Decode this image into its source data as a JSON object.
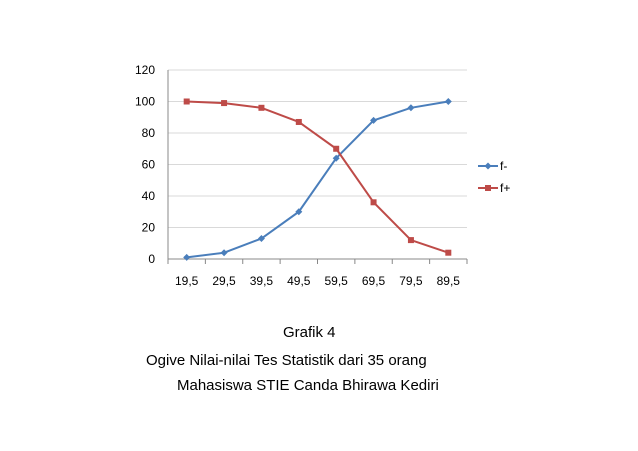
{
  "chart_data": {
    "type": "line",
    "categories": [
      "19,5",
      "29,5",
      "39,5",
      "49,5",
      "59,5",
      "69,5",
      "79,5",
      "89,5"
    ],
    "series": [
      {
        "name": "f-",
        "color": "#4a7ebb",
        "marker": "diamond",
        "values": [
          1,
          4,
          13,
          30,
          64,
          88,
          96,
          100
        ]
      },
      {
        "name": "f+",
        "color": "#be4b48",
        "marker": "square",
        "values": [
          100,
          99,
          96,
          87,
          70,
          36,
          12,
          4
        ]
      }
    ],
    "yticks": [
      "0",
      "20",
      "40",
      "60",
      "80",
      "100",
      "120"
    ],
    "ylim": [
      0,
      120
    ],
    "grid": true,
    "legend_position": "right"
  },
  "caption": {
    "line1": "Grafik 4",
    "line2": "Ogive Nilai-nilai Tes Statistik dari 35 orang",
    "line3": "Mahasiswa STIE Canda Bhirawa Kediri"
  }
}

#####

◆ **PROBLEM STATEMENT**
Write out every entry again word for word, without any of the pictures.

◆ **IN RESPONSE**
Decode this image into its source data as a JSON object.
{
  "chart_data": {
    "type": "line",
    "categories": [
      "19,5",
      "29,5",
      "39,5",
      "49,5",
      "59,5",
      "69,5",
      "79,5",
      "89,5"
    ],
    "series": [
      {
        "name": "f-",
        "color": "#4a7ebb",
        "marker": "diamond",
        "values": [
          1,
          4,
          13,
          30,
          64,
          88,
          96,
          100
        ]
      },
      {
        "name": "f+",
        "color": "#be4b48",
        "marker": "square",
        "values": [
          100,
          99,
          96,
          87,
          70,
          36,
          12,
          4
        ]
      }
    ],
    "yticks": [
      "0",
      "20",
      "40",
      "60",
      "80",
      "100",
      "120"
    ],
    "ylim": [
      0,
      120
    ],
    "grid": true,
    "legend_position": "right"
  },
  "caption": {
    "line1": "Grafik 4",
    "line2": "Ogive Nilai-nilai Tes Statistik dari 35 orang",
    "line3": "Mahasiswa STIE Canda Bhirawa Kediri"
  }
}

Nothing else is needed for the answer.